> **SET PROBLEM**
Without including any images, repeat the data exactly.

Source data:
★ ★ ★ ★ ★
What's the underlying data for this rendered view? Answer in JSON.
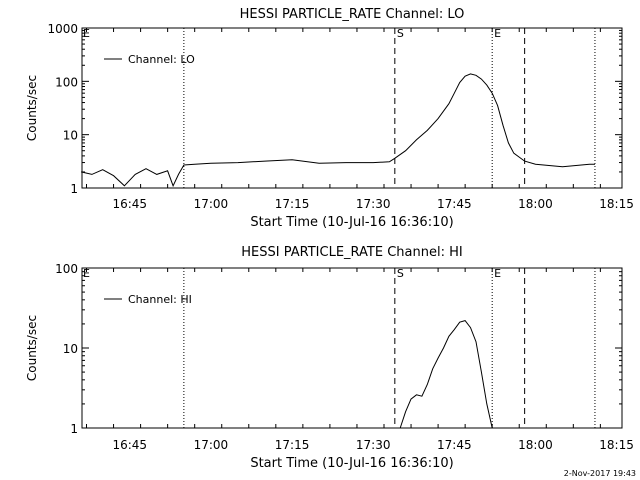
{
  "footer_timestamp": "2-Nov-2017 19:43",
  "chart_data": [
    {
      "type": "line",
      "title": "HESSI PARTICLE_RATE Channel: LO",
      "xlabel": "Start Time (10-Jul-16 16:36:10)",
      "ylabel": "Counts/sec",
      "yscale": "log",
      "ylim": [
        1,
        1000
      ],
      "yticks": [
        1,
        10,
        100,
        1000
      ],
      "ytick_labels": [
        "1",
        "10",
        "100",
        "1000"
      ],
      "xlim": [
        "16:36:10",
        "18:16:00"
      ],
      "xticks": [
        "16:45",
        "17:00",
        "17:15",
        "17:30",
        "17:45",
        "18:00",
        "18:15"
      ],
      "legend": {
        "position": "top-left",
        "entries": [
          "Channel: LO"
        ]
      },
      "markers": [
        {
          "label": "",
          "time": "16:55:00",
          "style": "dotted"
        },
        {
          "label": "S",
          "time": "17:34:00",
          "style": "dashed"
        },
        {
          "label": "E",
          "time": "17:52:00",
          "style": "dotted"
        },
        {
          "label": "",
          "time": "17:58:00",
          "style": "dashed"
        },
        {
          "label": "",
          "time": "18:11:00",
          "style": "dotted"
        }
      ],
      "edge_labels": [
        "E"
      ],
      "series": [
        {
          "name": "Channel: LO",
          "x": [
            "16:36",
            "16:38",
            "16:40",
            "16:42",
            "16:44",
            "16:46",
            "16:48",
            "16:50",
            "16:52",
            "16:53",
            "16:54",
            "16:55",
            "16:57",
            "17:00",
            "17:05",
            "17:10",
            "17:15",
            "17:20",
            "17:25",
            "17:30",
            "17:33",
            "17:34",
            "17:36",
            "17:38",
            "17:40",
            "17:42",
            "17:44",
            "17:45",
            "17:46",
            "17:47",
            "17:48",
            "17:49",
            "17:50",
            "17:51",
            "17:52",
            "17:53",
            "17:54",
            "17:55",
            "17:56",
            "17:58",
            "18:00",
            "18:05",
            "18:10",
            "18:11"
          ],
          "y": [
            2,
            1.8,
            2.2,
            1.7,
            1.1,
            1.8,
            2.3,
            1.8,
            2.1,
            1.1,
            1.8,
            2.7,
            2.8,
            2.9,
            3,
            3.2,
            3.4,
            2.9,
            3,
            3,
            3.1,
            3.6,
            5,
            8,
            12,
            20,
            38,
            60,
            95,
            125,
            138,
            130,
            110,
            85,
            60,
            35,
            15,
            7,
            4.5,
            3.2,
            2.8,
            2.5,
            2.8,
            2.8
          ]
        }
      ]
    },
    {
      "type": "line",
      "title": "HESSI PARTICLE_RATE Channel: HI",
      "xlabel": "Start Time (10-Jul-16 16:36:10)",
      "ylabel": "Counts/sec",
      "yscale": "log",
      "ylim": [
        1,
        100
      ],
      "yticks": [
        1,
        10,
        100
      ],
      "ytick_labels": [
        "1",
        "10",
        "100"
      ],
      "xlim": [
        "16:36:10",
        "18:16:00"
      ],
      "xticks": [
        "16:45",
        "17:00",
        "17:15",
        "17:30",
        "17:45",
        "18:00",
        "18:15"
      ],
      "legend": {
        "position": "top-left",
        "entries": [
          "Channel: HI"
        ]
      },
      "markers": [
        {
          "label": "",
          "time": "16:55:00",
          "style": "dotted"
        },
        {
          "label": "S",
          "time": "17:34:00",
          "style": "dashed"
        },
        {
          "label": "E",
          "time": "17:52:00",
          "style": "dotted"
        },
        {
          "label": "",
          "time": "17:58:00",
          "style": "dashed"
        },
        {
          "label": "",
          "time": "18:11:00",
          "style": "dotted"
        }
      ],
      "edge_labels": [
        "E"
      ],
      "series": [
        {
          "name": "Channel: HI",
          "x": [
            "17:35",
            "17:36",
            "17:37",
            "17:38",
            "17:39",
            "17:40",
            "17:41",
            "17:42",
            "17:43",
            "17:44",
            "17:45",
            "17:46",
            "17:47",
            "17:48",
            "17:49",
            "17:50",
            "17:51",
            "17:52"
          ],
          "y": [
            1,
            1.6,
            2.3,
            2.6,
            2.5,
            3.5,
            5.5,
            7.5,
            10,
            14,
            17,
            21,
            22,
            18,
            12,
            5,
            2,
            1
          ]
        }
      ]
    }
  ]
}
★ ★ ★ ★ ★
> **THE OUTPUT**
What's the underlying data for this rendered view? Answer in JSON.
{
  "footer_timestamp": "2-Nov-2017 19:43",
  "chart_data": [
    {
      "type": "line",
      "title": "HESSI PARTICLE_RATE Channel: LO",
      "xlabel": "Start Time (10-Jul-16 16:36:10)",
      "ylabel": "Counts/sec",
      "yscale": "log",
      "ylim": [
        1,
        1000
      ],
      "yticks": [
        1,
        10,
        100,
        1000
      ],
      "ytick_labels": [
        "1",
        "10",
        "100",
        "1000"
      ],
      "xlim": [
        "16:36:10",
        "18:16:00"
      ],
      "xticks": [
        "16:45",
        "17:00",
        "17:15",
        "17:30",
        "17:45",
        "18:00",
        "18:15"
      ],
      "legend": {
        "position": "top-left",
        "entries": [
          "Channel: LO"
        ]
      },
      "markers": [
        {
          "label": "",
          "time": "16:55:00",
          "style": "dotted"
        },
        {
          "label": "S",
          "time": "17:34:00",
          "style": "dashed"
        },
        {
          "label": "E",
          "time": "17:52:00",
          "style": "dotted"
        },
        {
          "label": "",
          "time": "17:58:00",
          "style": "dashed"
        },
        {
          "label": "",
          "time": "18:11:00",
          "style": "dotted"
        }
      ],
      "edge_labels": [
        "E"
      ],
      "series": [
        {
          "name": "Channel: LO",
          "x": [
            "16:36",
            "16:38",
            "16:40",
            "16:42",
            "16:44",
            "16:46",
            "16:48",
            "16:50",
            "16:52",
            "16:53",
            "16:54",
            "16:55",
            "16:57",
            "17:00",
            "17:05",
            "17:10",
            "17:15",
            "17:20",
            "17:25",
            "17:30",
            "17:33",
            "17:34",
            "17:36",
            "17:38",
            "17:40",
            "17:42",
            "17:44",
            "17:45",
            "17:46",
            "17:47",
            "17:48",
            "17:49",
            "17:50",
            "17:51",
            "17:52",
            "17:53",
            "17:54",
            "17:55",
            "17:56",
            "17:58",
            "18:00",
            "18:05",
            "18:10",
            "18:11"
          ],
          "y": [
            2,
            1.8,
            2.2,
            1.7,
            1.1,
            1.8,
            2.3,
            1.8,
            2.1,
            1.1,
            1.8,
            2.7,
            2.8,
            2.9,
            3,
            3.2,
            3.4,
            2.9,
            3,
            3,
            3.1,
            3.6,
            5,
            8,
            12,
            20,
            38,
            60,
            95,
            125,
            138,
            130,
            110,
            85,
            60,
            35,
            15,
            7,
            4.5,
            3.2,
            2.8,
            2.5,
            2.8,
            2.8
          ]
        }
      ]
    },
    {
      "type": "line",
      "title": "HESSI PARTICLE_RATE Channel: HI",
      "xlabel": "Start Time (10-Jul-16 16:36:10)",
      "ylabel": "Counts/sec",
      "yscale": "log",
      "ylim": [
        1,
        100
      ],
      "yticks": [
        1,
        10,
        100
      ],
      "ytick_labels": [
        "1",
        "10",
        "100"
      ],
      "xlim": [
        "16:36:10",
        "18:16:00"
      ],
      "xticks": [
        "16:45",
        "17:00",
        "17:15",
        "17:30",
        "17:45",
        "18:00",
        "18:15"
      ],
      "legend": {
        "position": "top-left",
        "entries": [
          "Channel: HI"
        ]
      },
      "markers": [
        {
          "label": "",
          "time": "16:55:00",
          "style": "dotted"
        },
        {
          "label": "S",
          "time": "17:34:00",
          "style": "dashed"
        },
        {
          "label": "E",
          "time": "17:52:00",
          "style": "dotted"
        },
        {
          "label": "",
          "time": "17:58:00",
          "style": "dashed"
        },
        {
          "label": "",
          "time": "18:11:00",
          "style": "dotted"
        }
      ],
      "edge_labels": [
        "E"
      ],
      "series": [
        {
          "name": "Channel: HI",
          "x": [
            "17:35",
            "17:36",
            "17:37",
            "17:38",
            "17:39",
            "17:40",
            "17:41",
            "17:42",
            "17:43",
            "17:44",
            "17:45",
            "17:46",
            "17:47",
            "17:48",
            "17:49",
            "17:50",
            "17:51",
            "17:52"
          ],
          "y": [
            1,
            1.6,
            2.3,
            2.6,
            2.5,
            3.5,
            5.5,
            7.5,
            10,
            14,
            17,
            21,
            22,
            18,
            12,
            5,
            2,
            1
          ]
        }
      ]
    }
  ]
}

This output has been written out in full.